> _Your task_
Restate, word for word, every line of the data.

> _Excerpted records_
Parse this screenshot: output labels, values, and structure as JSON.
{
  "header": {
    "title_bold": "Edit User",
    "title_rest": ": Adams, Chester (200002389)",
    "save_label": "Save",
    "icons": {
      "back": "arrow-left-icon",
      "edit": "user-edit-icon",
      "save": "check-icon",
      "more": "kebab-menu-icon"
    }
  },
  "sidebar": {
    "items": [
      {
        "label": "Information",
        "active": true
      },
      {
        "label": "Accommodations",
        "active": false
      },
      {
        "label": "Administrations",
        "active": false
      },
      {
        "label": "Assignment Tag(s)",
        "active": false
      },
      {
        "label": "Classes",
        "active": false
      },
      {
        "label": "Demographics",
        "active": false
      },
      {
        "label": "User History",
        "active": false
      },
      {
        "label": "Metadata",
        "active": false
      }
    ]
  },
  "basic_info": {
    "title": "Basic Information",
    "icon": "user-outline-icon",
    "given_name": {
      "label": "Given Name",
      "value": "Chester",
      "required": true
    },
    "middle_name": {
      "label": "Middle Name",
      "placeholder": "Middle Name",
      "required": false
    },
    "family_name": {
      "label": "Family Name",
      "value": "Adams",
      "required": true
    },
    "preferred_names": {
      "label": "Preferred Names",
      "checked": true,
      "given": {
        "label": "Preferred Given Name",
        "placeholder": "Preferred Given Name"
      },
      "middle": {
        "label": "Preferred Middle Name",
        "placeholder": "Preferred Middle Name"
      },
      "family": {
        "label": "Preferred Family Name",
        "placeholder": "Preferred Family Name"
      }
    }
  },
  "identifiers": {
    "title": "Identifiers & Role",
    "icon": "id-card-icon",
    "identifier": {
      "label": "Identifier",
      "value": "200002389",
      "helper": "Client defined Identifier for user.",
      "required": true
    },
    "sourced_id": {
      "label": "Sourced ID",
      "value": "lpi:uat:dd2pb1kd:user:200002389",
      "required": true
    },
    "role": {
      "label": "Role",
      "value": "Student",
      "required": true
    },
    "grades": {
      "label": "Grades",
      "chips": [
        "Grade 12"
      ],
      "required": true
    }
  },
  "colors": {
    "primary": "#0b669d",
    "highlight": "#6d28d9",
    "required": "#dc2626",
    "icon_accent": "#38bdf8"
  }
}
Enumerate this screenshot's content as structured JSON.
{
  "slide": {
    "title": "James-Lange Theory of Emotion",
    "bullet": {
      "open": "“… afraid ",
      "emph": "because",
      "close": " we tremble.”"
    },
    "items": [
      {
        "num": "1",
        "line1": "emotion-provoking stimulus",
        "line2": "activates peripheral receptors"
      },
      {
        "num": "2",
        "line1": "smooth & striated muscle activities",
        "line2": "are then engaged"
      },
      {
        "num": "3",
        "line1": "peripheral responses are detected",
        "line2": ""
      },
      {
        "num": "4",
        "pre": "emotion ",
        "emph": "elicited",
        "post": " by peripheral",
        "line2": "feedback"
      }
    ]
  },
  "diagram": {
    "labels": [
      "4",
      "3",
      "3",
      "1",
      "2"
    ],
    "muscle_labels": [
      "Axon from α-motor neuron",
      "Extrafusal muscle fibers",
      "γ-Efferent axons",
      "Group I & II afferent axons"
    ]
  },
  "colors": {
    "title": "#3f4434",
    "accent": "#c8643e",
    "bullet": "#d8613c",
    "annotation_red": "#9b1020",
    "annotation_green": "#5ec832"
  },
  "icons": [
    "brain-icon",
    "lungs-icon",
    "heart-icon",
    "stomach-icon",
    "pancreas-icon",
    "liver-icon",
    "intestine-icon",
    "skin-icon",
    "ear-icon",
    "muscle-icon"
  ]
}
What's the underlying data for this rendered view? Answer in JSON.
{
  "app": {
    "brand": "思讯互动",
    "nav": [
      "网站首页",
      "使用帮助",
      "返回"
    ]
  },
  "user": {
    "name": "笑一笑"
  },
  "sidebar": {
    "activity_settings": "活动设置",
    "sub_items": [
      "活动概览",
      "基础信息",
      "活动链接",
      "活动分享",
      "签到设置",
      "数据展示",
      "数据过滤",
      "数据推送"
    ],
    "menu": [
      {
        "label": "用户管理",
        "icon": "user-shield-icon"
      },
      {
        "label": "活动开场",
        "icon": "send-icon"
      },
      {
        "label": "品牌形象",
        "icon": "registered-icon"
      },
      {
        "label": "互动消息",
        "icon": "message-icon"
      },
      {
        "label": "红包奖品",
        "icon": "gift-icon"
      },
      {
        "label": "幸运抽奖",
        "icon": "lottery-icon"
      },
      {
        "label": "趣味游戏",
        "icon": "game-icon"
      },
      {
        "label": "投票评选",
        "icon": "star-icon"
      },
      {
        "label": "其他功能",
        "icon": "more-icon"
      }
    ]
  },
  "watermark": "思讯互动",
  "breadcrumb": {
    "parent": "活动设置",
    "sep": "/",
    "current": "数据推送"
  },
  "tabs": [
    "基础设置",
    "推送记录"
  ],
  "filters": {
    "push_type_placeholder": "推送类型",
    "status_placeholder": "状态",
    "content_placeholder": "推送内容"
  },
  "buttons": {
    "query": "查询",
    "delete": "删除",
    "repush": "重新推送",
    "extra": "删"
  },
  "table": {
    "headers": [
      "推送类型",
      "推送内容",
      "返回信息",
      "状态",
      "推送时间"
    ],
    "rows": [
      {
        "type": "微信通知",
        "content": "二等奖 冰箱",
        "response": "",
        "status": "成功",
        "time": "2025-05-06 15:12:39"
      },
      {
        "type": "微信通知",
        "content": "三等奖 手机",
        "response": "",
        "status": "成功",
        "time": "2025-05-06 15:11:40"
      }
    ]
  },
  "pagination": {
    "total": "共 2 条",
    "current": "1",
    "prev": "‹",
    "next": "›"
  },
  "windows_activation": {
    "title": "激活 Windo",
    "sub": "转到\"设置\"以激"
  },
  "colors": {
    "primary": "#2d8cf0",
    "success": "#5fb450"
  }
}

> _Problem solution_
Parse this screenshot: output labels, values, and structure as JSON.
{
  "header": {
    "title_bold": "Edit User",
    "title_rest": ": Adams, Chester (200002389)",
    "save_label": "Save",
    "icons": {
      "back": "arrow-left-icon",
      "edit": "user-edit-icon",
      "save": "check-icon",
      "more": "kebab-menu-icon"
    }
  },
  "sidebar": {
    "items": [
      {
        "label": "Information",
        "active": true
      },
      {
        "label": "Accommodations",
        "active": false
      },
      {
        "label": "Administrations",
        "active": false
      },
      {
        "label": "Assignment Tag(s)",
        "active": false
      },
      {
        "label": "Classes",
        "active": false
      },
      {
        "label": "Demographics",
        "active": false
      },
      {
        "label": "User History",
        "active": false
      },
      {
        "label": "Metadata",
        "active": false
      }
    ]
  },
  "basic_info": {
    "title": "Basic Information",
    "icon": "user-outline-icon",
    "given_name": {
      "label": "Given Name",
      "value": "Chester",
      "required": true
    },
    "middle_name": {
      "label": "Middle Name",
      "placeholder": "Middle Name",
      "required": false
    },
    "family_name": {
      "label": "Family Name",
      "value": "Adams",
      "required": true
    },
    "preferred_names": {
      "label": "Preferred Names",
      "checked": true,
      "given": {
        "label": "Preferred Given Name",
        "placeholder": "Preferred Given Name"
      },
      "middle": {
        "label": "Preferred Middle Name",
        "placeholder": "Preferred Middle Name"
      },
      "family": {
        "label": "Preferred Family Name",
        "placeholder": "Preferred Family Name"
      }
    }
  },
  "identifiers": {
    "title": "Identifiers & Role",
    "icon": "id-card-icon",
    "identifier": {
      "label": "Identifier",
      "value": "200002389",
      "helper": "Client defined Identifier for user.",
      "required": true
    },
    "sourced_id": {
      "label": "Sourced ID",
      "value": "lpi:uat:dd2pb1kd:user:200002389",
      "required": true
    },
    "role": {
      "label": "Role",
      "value": "Student",
      "required": true
    },
    "grades": {
      "label": "Grades",
      "chips": [
        "Grade 12"
      ],
      "required": true
    }
  },
  "colors": {
    "primary": "#0b669d",
    "highlight": "#6d28d9",
    "required": "#dc2626",
    "icon_accent": "#38bdf8"
  }
}
Enumerate this screenshot's content as structured JSON.
{
  "slide": {
    "title": "James-Lange Theory of Emotion",
    "bullet": {
      "open": "“… afraid ",
      "emph": "because",
      "close": " we tremble.”"
    },
    "items": [
      {
        "num": "1",
        "line1": "emotion-provoking stimulus",
        "line2": "activates peripheral receptors"
      },
      {
        "num": "2",
        "line1": "smooth & striated muscle activities",
        "line2": "are then engaged"
      },
      {
        "num": "3",
        "line1": "peripheral responses are detected",
        "line2": ""
      },
      {
        "num": "4",
        "pre": "emotion ",
        "emph": "elicited",
        "post": " by peripheral",
        "line2": "feedback"
      }
    ]
  },
  "diagram": {
    "labels": [
      "4",
      "3",
      "3",
      "1",
      "2"
    ],
    "muscle_labels": [
      "Axon from α-motor neuron",
      "Extrafusal muscle fibers",
      "γ-Efferent axons",
      "Group I & II afferent axons"
    ]
  },
  "colors": {
    "title": "#3f4434",
    "accent": "#c8643e",
    "bullet": "#d8613c",
    "annotation_red": "#9b1020",
    "annotation_green": "#5ec832"
  },
  "icons": [
    "brain-icon",
    "lungs-icon",
    "heart-icon",
    "stomach-icon",
    "pancreas-icon",
    "liver-icon",
    "intestine-icon",
    "skin-icon",
    "ear-icon",
    "muscle-icon"
  ]
}
What's the underlying data for this rendered view? Answer in JSON.
{
  "app": {
    "brand": "思讯互动",
    "nav": [
      "网站首页",
      "使用帮助",
      "返回"
    ]
  },
  "user": {
    "name": "笑一笑"
  },
  "sidebar": {
    "activity_settings": "活动设置",
    "sub_items": [
      "活动概览",
      "基础信息",
      "活动链接",
      "活动分享",
      "签到设置",
      "数据展示",
      "数据过滤",
      "数据推送"
    ],
    "menu": [
      {
        "label": "用户管理",
        "icon": "user-shield-icon"
      },
      {
        "label": "活动开场",
        "icon": "send-icon"
      },
      {
        "label": "品牌形象",
        "icon": "registered-icon"
      },
      {
        "label": "互动消息",
        "icon": "message-icon"
      },
      {
        "label": "红包奖品",
        "icon": "gift-icon"
      },
      {
        "label": "幸运抽奖",
        "icon": "lottery-icon"
      },
      {
        "label": "趣味游戏",
        "icon": "game-icon"
      },
      {
        "label": "投票评选",
        "icon": "star-icon"
      },
      {
        "label": "其他功能",
        "icon": "more-icon"
      }
    ]
  },
  "watermark": "思讯互动",
  "breadcrumb": {
    "parent": "活动设置",
    "sep": "/",
    "current": "数据推送"
  },
  "tabs": [
    "基础设置",
    "推送记录"
  ],
  "filters": {
    "push_type_placeholder": "推送类型",
    "status_placeholder": "状态",
    "content_placeholder": "推送内容"
  },
  "buttons": {
    "query": "查询",
    "delete": "删除",
    "repush": "重新推送",
    "extra": "删"
  },
  "table": {
    "headers": [
      "推送类型",
      "推送内容",
      "返回信息",
      "状态",
      "推送时间"
    ],
    "rows": [
      {
        "type": "微信通知",
        "content": "二等奖 冰箱",
        "response": "",
        "status": "成功",
        "time": "2025-05-06 15:12:39"
      },
      {
        "type": "微信通知",
        "content": "三等奖 手机",
        "response": "",
        "status": "成功",
        "time": "2025-05-06 15:11:40"
      }
    ]
  },
  "pagination": {
    "total": "共 2 条",
    "current": "1",
    "prev": "‹",
    "next": "›"
  },
  "windows_activation": {
    "title": "激活 Windo",
    "sub": "转到\"设置\"以激"
  },
  "colors": {
    "primary": "#2d8cf0",
    "success": "#5fb450"
  }
}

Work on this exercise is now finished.